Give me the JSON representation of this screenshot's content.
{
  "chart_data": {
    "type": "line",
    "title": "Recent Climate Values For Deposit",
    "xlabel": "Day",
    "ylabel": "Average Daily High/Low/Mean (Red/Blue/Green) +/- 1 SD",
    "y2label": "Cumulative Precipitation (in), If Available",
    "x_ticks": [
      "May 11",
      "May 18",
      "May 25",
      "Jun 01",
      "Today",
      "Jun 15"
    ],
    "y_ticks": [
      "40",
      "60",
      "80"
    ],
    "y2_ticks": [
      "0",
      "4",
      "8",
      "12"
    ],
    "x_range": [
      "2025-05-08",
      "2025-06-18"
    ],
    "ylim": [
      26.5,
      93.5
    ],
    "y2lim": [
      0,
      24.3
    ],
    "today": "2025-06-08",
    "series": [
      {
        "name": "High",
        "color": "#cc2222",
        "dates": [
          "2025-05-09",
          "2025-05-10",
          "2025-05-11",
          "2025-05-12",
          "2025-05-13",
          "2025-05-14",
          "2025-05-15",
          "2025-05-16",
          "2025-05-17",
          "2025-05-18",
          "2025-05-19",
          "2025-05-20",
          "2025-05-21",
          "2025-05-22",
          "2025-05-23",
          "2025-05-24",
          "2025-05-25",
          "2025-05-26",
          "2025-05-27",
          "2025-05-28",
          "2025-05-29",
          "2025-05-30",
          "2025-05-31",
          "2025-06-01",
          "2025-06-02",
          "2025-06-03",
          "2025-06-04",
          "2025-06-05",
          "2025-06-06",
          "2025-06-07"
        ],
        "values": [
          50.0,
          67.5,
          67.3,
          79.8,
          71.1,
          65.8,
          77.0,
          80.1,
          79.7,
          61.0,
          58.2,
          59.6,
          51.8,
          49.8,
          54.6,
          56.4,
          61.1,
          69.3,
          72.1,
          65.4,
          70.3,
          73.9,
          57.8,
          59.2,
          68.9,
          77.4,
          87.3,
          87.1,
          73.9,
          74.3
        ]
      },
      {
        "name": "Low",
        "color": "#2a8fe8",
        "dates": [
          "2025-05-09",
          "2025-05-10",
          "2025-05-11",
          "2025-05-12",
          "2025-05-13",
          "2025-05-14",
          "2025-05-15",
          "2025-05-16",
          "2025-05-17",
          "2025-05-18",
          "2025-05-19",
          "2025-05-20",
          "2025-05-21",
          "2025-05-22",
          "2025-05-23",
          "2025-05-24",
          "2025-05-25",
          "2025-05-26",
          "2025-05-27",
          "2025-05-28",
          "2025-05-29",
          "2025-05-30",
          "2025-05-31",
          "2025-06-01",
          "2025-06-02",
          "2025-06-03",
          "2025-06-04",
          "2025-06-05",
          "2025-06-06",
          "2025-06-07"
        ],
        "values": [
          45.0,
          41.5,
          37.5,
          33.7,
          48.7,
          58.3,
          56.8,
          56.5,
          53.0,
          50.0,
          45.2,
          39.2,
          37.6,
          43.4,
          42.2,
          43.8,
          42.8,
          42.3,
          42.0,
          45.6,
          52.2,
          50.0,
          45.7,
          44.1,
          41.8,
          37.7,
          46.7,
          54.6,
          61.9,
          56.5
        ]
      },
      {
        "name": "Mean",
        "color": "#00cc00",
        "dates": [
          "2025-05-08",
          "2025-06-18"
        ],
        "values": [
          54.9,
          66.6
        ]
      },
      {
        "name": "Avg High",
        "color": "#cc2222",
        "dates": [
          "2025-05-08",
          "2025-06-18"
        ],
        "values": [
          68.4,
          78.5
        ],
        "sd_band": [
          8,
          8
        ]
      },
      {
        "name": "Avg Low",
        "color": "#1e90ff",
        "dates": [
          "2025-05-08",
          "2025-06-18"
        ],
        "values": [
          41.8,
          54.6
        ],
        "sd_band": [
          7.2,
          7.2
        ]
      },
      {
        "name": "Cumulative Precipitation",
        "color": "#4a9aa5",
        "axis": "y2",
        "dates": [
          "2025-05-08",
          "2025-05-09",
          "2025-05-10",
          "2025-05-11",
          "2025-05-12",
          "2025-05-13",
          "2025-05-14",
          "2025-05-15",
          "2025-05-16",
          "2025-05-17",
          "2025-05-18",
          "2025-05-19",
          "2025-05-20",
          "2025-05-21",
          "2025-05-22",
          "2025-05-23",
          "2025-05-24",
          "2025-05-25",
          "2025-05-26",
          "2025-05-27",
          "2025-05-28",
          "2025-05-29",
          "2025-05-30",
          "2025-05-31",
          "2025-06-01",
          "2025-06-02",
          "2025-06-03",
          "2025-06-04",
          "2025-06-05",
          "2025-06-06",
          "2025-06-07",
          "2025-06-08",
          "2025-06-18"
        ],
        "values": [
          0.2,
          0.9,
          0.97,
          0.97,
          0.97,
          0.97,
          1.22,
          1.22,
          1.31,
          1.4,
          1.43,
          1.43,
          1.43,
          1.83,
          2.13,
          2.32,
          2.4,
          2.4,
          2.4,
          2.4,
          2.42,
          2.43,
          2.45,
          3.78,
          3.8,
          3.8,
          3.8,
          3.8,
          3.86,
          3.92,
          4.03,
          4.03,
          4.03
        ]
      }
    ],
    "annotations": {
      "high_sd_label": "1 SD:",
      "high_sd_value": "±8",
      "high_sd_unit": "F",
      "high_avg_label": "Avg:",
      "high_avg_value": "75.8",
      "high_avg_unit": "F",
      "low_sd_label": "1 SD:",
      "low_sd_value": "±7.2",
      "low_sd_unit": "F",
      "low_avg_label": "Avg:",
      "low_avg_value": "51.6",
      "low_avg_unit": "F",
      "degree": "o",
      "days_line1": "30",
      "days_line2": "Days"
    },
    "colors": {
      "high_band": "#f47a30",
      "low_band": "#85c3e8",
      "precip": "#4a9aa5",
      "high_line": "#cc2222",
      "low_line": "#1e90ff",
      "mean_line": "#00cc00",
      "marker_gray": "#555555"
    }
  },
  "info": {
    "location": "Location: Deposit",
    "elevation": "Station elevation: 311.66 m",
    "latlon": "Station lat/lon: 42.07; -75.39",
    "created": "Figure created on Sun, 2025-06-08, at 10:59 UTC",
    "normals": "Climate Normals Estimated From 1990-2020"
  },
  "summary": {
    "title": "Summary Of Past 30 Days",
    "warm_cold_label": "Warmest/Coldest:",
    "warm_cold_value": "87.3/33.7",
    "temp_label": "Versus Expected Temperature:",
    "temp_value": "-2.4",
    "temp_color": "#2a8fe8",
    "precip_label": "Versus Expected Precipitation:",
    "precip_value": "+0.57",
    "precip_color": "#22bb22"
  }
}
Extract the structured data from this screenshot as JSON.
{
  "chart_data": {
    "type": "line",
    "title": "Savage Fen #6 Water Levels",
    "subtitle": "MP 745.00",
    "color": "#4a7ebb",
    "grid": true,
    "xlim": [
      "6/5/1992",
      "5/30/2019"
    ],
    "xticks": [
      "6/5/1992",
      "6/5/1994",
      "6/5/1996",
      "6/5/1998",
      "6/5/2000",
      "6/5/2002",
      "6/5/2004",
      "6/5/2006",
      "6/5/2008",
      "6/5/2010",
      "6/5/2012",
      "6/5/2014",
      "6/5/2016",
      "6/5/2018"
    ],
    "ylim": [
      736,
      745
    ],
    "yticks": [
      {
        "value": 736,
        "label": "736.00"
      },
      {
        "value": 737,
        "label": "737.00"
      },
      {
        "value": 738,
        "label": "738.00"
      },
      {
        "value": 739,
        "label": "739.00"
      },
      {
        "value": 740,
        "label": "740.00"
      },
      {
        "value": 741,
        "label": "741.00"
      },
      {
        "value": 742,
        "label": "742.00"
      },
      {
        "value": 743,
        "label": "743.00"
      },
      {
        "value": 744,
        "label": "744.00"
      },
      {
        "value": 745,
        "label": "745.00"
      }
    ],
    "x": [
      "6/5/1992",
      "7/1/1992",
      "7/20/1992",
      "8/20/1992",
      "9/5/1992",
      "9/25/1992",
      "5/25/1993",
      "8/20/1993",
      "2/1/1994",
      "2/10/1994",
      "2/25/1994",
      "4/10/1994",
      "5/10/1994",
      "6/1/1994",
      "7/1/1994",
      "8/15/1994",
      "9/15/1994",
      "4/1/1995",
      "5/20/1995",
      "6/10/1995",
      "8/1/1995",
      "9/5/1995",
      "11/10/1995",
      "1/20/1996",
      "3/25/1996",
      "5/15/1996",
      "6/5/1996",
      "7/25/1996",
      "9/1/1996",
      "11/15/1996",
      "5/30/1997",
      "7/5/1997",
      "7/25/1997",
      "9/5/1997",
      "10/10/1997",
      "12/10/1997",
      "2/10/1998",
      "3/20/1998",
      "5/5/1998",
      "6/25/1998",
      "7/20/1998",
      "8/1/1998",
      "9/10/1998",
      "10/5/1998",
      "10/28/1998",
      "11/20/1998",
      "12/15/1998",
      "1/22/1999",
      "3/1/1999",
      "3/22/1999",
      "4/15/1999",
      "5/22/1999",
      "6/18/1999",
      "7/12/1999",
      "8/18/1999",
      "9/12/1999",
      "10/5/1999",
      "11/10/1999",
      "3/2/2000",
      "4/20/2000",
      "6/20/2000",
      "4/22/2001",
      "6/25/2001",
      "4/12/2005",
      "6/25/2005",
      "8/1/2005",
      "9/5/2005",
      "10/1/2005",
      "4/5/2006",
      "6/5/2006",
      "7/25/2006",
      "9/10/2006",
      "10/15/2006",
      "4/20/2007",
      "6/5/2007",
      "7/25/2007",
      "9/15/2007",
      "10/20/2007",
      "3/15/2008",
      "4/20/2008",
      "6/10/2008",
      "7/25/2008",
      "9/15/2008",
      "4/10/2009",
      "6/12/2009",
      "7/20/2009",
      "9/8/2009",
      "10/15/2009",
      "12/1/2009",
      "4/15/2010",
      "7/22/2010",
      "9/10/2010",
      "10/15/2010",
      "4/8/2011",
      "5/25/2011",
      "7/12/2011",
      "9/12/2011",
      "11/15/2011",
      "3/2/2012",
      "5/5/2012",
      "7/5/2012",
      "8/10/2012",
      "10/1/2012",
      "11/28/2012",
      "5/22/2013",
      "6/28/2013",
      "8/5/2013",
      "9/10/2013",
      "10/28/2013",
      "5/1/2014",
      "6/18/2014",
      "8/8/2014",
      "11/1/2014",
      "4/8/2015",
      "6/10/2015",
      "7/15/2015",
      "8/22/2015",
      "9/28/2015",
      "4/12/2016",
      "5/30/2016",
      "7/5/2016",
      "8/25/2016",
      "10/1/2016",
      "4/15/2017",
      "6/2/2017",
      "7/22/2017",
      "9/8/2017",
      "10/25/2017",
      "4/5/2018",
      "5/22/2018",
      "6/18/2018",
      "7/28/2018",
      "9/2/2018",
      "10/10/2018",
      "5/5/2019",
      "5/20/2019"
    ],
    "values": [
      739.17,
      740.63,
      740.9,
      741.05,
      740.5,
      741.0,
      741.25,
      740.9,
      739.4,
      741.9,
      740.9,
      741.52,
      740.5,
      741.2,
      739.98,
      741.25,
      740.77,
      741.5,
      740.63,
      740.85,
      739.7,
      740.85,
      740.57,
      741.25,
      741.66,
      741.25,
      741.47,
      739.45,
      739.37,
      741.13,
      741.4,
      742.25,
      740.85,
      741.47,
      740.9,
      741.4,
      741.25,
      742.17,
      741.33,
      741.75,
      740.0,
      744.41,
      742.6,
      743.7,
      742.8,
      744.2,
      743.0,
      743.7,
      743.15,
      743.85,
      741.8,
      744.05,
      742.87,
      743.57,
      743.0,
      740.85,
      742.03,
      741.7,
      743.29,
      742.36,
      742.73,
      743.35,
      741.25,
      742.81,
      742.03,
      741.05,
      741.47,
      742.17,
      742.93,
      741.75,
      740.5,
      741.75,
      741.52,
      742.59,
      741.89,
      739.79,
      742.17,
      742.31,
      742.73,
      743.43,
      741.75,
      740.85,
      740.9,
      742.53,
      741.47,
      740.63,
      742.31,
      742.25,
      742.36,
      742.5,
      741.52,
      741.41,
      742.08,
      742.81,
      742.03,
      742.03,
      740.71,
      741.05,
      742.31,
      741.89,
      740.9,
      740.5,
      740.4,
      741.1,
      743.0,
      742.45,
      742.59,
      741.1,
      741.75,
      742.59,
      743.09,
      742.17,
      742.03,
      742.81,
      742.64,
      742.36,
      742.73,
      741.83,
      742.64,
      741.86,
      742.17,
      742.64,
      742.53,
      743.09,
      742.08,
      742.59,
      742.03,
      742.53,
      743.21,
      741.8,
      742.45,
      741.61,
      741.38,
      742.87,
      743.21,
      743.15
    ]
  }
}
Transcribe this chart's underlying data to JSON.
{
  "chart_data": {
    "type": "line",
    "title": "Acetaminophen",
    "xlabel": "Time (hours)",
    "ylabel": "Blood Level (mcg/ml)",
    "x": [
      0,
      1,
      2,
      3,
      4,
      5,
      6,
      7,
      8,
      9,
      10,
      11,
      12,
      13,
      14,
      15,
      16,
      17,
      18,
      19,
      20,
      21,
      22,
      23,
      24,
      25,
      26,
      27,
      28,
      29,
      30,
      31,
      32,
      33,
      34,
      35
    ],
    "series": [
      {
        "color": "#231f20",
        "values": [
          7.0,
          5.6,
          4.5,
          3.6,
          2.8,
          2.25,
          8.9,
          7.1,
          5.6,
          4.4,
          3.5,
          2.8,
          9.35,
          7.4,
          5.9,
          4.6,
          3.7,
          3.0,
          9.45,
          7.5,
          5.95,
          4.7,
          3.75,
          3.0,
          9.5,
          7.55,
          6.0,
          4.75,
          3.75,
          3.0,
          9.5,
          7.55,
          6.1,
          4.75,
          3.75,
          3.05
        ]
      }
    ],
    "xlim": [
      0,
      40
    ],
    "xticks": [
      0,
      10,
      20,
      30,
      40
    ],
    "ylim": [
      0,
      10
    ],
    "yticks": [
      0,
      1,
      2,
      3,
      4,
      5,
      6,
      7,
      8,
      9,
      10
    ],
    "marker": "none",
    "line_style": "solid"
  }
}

Objective - Write out the lines above, starting at the line that contains "Transcribe this chart's" and ending with the final line, and nothing else; copy them exactly.

Solution -
Transcribe this chart's underlying data to JSON.
{
  "chart_data": {
    "type": "line",
    "title": "Acetaminophen",
    "xlabel": "Time (hours)",
    "ylabel": "Blood Level (mcg/ml)",
    "x": [
      0,
      1,
      2,
      3,
      4,
      5,
      6,
      7,
      8,
      9,
      10,
      11,
      12,
      13,
      14,
      15,
      16,
      17,
      18,
      19,
      20,
      21,
      22,
      23,
      24,
      25,
      26,
      27,
      28,
      29,
      30,
      31,
      32,
      33,
      34,
      35
    ],
    "series": [
      {
        "color": "#231f20",
        "values": [
          7.0,
          5.6,
          4.5,
          3.6,
          2.8,
          2.25,
          8.9,
          7.1,
          5.6,
          4.4,
          3.5,
          2.8,
          9.35,
          7.4,
          5.9,
          4.6,
          3.7,
          3.0,
          9.45,
          7.5,
          5.95,
          4.7,
          3.75,
          3.0,
          9.5,
          7.55,
          6.0,
          4.75,
          3.75,
          3.0,
          9.5,
          7.55,
          6.1,
          4.75,
          3.75,
          3.05
        ]
      }
    ],
    "xlim": [
      0,
      40
    ],
    "xticks": [
      0,
      10,
      20,
      30,
      40
    ],
    "ylim": [
      0,
      10
    ],
    "yticks": [
      0,
      1,
      2,
      3,
      4,
      5,
      6,
      7,
      8,
      9,
      10
    ],
    "marker": "none",
    "line_style": "solid"
  }
}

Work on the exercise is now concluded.